• **Required task**
Pick out each line with the word "солодки" from the material that follows.

Data records:
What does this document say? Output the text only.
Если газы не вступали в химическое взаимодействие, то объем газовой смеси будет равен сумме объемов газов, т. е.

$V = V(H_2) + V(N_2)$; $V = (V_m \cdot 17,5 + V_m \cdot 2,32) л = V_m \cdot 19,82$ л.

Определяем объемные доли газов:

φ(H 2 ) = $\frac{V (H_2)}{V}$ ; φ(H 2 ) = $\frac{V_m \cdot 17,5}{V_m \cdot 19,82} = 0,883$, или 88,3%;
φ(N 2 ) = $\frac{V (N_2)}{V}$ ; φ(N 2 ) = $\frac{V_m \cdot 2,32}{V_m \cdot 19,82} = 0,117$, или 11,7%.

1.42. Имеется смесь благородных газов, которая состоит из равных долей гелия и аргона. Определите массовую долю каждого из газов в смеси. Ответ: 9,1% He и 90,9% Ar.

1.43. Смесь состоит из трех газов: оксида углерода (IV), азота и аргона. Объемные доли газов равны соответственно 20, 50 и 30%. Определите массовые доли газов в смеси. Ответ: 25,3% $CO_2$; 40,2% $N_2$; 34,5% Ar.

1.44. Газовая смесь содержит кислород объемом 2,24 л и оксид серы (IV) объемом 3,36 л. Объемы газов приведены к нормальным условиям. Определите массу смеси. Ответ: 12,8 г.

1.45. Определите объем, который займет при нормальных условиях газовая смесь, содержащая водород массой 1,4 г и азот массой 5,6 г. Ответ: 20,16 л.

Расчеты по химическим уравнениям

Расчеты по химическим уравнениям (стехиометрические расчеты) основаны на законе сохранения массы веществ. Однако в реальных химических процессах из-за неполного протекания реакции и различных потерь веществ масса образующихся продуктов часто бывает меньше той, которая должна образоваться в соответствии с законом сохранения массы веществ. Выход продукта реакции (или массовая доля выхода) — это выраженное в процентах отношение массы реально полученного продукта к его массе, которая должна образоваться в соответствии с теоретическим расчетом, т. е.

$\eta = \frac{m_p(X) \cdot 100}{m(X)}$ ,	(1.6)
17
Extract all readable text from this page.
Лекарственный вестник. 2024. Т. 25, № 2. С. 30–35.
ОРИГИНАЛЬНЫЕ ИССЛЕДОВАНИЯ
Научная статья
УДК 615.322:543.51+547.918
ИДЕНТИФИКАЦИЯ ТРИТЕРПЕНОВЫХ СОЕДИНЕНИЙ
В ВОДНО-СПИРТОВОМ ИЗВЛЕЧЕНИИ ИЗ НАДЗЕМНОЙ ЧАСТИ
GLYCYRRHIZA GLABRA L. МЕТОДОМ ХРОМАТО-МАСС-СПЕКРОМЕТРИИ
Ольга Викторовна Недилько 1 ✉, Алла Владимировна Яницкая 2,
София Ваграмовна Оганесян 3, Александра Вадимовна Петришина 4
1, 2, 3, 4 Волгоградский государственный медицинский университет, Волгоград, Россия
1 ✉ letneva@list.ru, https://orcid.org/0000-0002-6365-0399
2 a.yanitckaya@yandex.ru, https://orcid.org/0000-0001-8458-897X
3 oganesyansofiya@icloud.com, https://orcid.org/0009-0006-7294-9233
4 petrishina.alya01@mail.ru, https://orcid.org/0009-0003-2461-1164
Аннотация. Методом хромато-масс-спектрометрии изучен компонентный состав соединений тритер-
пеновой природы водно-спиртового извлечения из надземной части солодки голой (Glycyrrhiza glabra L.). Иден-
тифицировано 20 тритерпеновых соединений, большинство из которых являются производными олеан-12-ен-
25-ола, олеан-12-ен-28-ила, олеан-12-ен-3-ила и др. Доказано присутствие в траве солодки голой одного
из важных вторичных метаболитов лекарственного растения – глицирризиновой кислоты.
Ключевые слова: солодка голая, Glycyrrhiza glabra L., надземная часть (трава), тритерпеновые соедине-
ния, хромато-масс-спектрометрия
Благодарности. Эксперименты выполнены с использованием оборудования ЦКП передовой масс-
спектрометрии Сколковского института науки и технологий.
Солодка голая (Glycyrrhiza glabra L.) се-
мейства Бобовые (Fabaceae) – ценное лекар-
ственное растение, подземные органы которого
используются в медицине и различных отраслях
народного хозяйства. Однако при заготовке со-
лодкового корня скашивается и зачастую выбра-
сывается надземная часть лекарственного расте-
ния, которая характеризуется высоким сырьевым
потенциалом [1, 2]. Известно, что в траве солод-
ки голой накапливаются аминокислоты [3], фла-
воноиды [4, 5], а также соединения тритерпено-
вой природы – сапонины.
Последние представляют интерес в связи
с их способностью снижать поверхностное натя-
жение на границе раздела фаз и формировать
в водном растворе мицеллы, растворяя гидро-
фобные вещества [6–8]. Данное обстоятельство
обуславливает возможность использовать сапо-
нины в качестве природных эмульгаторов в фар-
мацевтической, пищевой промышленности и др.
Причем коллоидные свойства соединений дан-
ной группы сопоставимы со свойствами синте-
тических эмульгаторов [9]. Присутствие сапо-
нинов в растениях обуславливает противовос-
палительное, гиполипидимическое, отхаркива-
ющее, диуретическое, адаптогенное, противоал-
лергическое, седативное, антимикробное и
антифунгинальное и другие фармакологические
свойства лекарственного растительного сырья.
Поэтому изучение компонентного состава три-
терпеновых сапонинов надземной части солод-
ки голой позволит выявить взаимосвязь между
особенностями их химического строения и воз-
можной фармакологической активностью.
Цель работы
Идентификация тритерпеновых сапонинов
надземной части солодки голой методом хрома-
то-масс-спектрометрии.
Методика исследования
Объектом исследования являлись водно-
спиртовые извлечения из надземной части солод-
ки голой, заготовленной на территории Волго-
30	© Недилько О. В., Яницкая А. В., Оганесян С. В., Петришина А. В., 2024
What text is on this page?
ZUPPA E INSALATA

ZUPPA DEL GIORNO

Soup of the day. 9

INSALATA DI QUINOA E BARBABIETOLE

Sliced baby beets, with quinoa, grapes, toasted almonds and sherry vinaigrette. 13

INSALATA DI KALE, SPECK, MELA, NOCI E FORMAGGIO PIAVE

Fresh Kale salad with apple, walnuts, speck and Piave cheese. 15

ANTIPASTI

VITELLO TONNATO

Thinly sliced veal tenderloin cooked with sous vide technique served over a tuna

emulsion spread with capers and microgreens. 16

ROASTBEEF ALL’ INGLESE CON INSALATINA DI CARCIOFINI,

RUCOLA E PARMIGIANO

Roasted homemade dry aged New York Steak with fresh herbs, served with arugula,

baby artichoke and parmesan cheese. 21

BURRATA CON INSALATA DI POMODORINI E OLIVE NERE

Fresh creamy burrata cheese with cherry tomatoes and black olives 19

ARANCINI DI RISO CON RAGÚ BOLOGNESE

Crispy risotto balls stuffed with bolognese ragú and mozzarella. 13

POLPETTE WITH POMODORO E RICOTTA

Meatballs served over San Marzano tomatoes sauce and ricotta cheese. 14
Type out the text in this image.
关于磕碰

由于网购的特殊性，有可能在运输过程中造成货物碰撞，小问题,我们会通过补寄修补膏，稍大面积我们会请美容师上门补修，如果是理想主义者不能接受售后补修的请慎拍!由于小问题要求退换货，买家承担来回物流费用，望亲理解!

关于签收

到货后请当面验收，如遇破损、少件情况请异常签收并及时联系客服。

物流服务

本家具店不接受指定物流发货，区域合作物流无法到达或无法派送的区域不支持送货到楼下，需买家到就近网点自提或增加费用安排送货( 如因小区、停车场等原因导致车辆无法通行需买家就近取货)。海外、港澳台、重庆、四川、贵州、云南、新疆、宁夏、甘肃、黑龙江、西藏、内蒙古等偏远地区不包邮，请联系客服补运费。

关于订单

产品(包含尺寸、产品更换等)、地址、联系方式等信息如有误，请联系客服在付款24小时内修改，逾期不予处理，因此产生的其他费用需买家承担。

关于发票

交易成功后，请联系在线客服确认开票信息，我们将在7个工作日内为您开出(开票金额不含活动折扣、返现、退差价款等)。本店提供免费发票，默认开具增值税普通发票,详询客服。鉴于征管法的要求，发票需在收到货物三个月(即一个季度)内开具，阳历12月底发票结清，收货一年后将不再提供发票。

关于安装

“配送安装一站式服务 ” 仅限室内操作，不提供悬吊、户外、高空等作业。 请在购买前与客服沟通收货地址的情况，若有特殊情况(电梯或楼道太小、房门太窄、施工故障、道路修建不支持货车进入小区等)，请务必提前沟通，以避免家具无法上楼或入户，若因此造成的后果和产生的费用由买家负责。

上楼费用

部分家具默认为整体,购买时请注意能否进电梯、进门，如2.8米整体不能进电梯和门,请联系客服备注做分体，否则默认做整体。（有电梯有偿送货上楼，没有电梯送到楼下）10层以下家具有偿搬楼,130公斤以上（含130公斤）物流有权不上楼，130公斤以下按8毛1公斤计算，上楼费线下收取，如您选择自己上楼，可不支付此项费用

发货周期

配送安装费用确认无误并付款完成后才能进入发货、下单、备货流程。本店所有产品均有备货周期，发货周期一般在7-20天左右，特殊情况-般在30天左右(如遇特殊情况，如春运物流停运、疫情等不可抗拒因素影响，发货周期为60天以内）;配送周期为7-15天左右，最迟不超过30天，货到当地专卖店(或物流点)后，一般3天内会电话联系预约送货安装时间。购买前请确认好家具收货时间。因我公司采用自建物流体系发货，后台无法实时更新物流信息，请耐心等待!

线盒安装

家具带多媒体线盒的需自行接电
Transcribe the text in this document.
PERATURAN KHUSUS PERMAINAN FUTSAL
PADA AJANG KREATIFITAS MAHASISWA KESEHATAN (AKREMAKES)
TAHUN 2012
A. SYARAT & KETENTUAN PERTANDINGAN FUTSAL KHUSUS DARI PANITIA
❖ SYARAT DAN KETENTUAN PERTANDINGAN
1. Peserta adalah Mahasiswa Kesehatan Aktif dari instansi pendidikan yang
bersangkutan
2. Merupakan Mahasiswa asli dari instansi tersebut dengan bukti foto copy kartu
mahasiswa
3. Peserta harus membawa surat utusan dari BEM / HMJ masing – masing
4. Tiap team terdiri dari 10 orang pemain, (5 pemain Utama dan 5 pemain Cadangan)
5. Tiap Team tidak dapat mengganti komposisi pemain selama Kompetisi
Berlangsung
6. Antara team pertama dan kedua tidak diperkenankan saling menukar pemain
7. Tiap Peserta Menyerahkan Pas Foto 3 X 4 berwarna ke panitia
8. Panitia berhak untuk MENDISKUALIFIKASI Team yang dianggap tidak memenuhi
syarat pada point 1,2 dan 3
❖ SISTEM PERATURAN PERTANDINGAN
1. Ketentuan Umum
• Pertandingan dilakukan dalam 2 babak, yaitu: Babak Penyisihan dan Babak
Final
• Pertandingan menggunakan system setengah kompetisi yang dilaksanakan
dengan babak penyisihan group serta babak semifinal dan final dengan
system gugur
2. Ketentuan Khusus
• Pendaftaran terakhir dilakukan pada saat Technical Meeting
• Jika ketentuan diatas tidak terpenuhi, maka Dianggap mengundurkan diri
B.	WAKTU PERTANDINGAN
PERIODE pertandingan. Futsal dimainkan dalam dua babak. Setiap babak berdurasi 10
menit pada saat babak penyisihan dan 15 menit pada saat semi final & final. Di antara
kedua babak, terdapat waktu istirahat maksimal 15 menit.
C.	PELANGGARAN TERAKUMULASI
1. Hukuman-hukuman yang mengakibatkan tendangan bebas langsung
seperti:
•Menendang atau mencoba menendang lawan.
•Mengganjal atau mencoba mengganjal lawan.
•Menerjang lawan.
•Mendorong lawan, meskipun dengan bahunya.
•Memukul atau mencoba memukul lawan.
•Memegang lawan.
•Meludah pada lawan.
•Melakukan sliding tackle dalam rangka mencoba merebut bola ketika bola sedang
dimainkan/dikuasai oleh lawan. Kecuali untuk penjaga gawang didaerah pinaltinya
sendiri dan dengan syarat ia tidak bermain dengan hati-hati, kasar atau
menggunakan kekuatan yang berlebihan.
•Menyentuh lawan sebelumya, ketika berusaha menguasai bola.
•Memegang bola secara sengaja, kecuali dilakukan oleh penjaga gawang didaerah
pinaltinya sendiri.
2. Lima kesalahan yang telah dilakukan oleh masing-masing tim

• **Exercise solution**
пеновой природы водно-спиртового извлечения из надземной части солодки голой (Glycyrrhiza glabra L.). Иден-
25-ола, олеан-12-ен-28-ила, олеан-12-ен-3-ила и др. Доказано присутствие в траве солодки голой одного
надземной части солодки голой методом хрома-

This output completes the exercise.